The Republicans made some vague promises to our fight ing men here in this hall last month about what they will do for them after the war. That's pretty good from a bunch that wouldn't even give them the opportunity to vote during the war. I've seen the Constitution used for a lot of fine purposes, but that is the first time I ever saw it misused as a cudgel to drive millions of fighting Americans away from their own ballot boxes.

Many Republican leaders, sounding the real keynote and purpose of the Republican party in this fateful year say: "There has not been a single constructive accomplishment brought about by the Roosevelt Administration." Reactionary Republicans have resisted every progressive measure of this Administration and bitterly oppose them now. They remind me of the cantankerous old grumbler who on his ninety-second birthday was asked: "Uncle, you have lived to the ripe old age of 92; you must have seen a lot of changes in your time, haven't you?" Replied the uncle: "Yes, and I'm agin' every one of them."

I read a graphic, if not elegant, poem the other day describing the Republican opposition. It read as follows:

"Twelve Long Years"

"The Republicans for twelve long years
Have shed their coats and skins and tears
To tell their comrades how they feel
Regarding Roosevelt's New Deal.

"For twelve long years they've pled for votes,
But never mention nine-cent oats.
They say 'this New Deal stuff is rotten,'
But never speak or four-cent cotton.

"For twelve long years they've wept aloud,
And cussed this money-spending crowd.
They say 'Of liberty we are shorn,'
But not a breath of twelve-cent corn.

"For twelve long years they've been at sea,
And now they come to you and me
And offer us as bait for votes
More three-cent steers and nine-cent oats.

"For twelve long years they fume and fret,
Hammer and slander the 'New Deal set.'
They say to all: 'What a cheat!'
But forget to talk of two-bit wheat!

"They offer, as in days of old
A crown of thorns, a cross of gold,
More gilded promises—can you beat 'em?
Well, one sure thing, you can't eat 'em!"

My friends, the Democratic party has proved its worthiness of the peoples continued confidence.

Time and again we have seen the results of the President's leadership. Time and again our opponents have sought to fill the minds of the people with doubt and confusion, and time and again successes have dispelled the doubts, confounded the confusers, and confused the doubters.
********************
■ Parts of the exercise:
1. In the speech, change "comrades" to "friends" and copy the passage starting at "I read a graphic, if" and ending at "Roosevelt's New Deal." with that substitution made.
2. Carry on the speech after its last sentence.
The listing that comes next is from a separate, unrelated source.

■ Source excerpt:
********************
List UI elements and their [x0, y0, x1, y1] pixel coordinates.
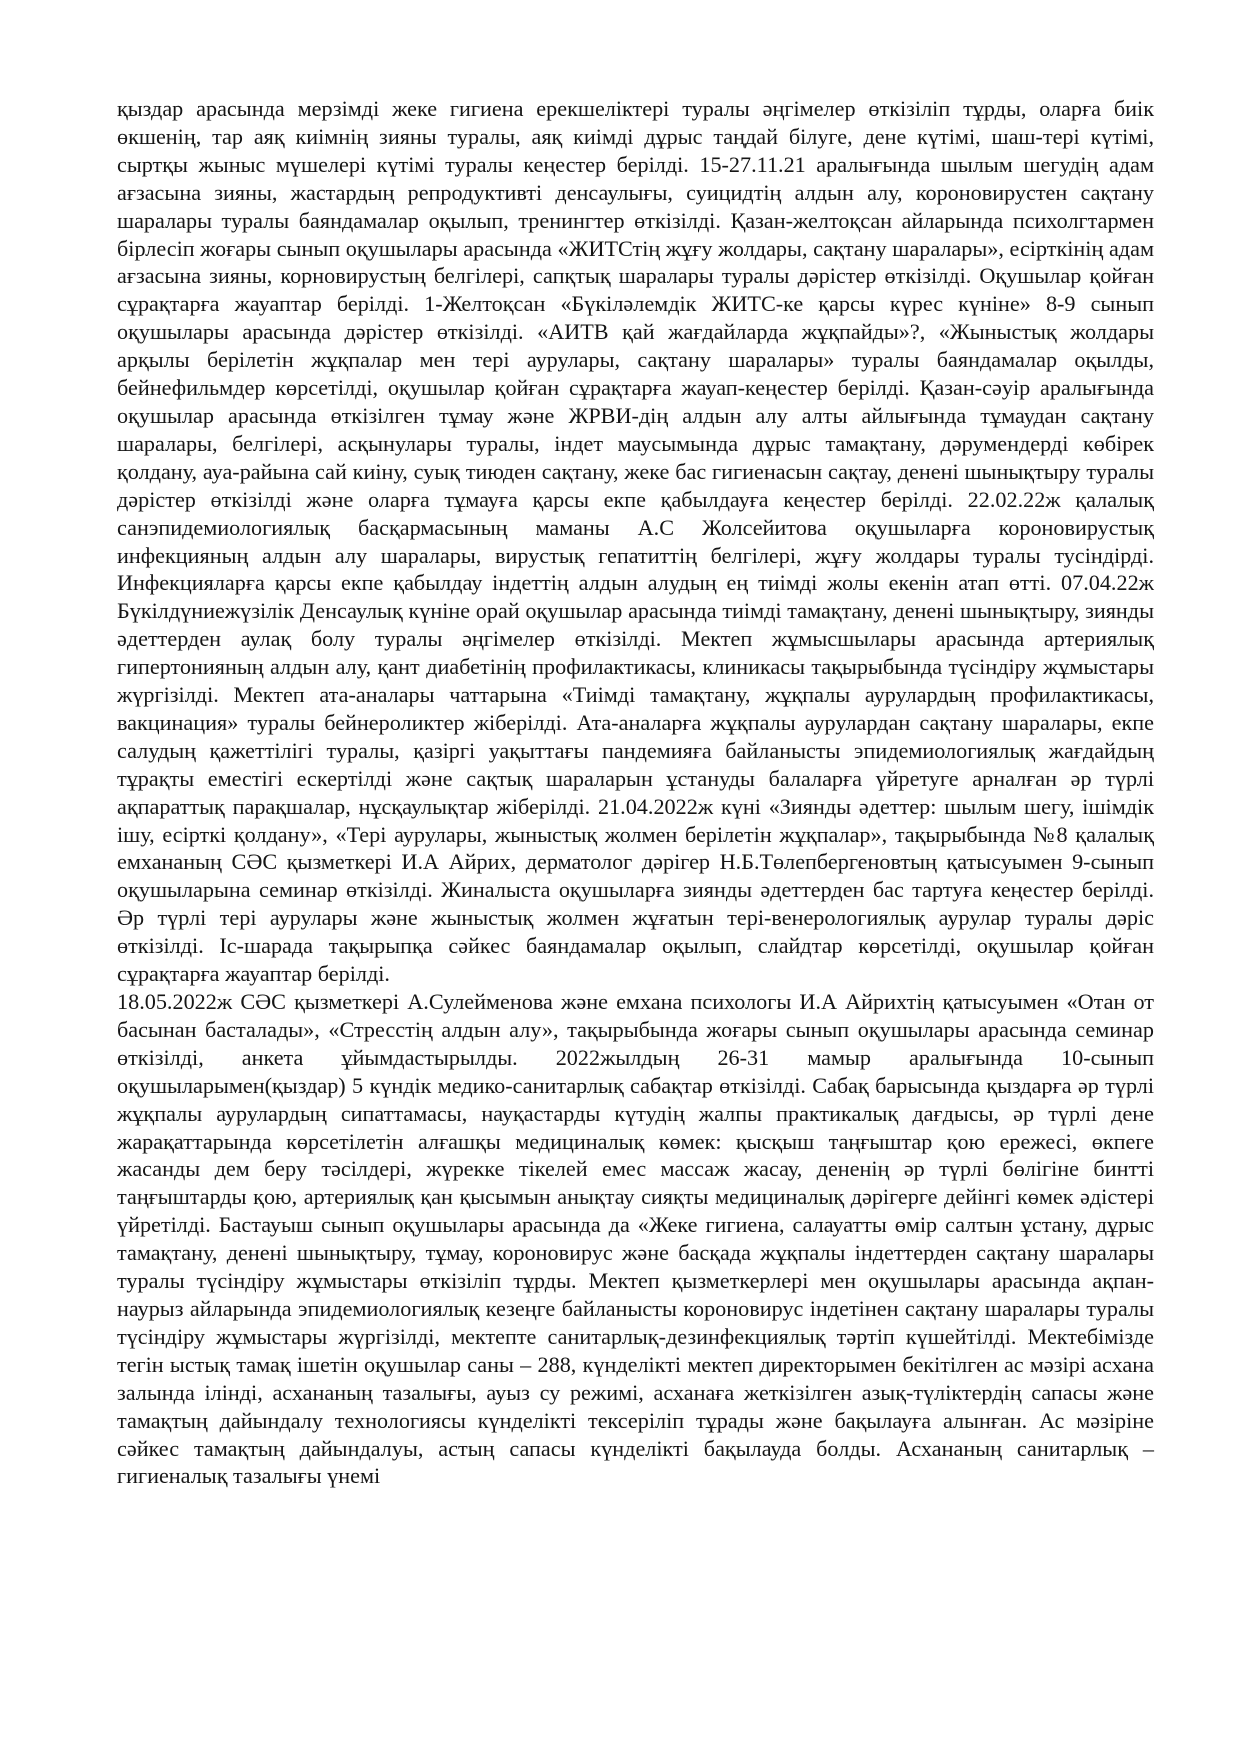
********************
■ Expected results:
1.
I read a graphic, if not elegant, poem the other day describing the Republican opposition. It read as follows:

"Twelve Long Years"

"The Republicans for twelve long years
Have shed their coats and skins and tears
To tell their friends how they feel
Regarding Roosevelt's New Deal.

2.
The people have not been—they will not be—misled! They are doing a magnificent job. Men and women, boys and girls of all political parties, of every race and color and religious faith are proving themselves to be America's greatest generation.

Our enemies, dazed and bewildered, cannot understand the striking power, producing and building power of our military and civilian soldiers.

Between the fall of France and July 1, 1944, American industry and labor produced more than two hundred ten thousand military airplanes and are now producing one hundred thousand per year. They have produced during that period more than five million tons of naval vessels, one-half of which are combat ships; this represents an armada of more than forty thousand ships of all kinds including thirty-five thousand landing craft.

They have produced seventy-seven thousand tanks and one million six hundred thousand trucks, thirty-five million tons of merchant shipping, equal to almost one-half of all the merchant ships in the world when war was declared in 1939. This vast fleet of merchant ships, manned by our heroic merchant marine, has transported endless cargoes of men, weapons, food and freight to our battle lines on every front.

Our heroic and patriotic farmers have made greater production records each year in spite of increasing shortages of manpower and farm machinery and regardless of periodic gloomy prophecies of national starvation by many, including Herbert Hoover.

All of these and thousands of other things have been accomplished by America's civilian armies, with American women doing their proud part and more. They march side by side with the men in the armed forces. Their strong and faithful hands never stop working, in the homes, on the farms, in the factories and at every job that will speed the day of victory. They long for, work for, and pray for peace. The kind of peace worked for, fought for and died for by the immortal Woodrow Wilson! The kind of peace worked for and fought for now by President Roosevelt.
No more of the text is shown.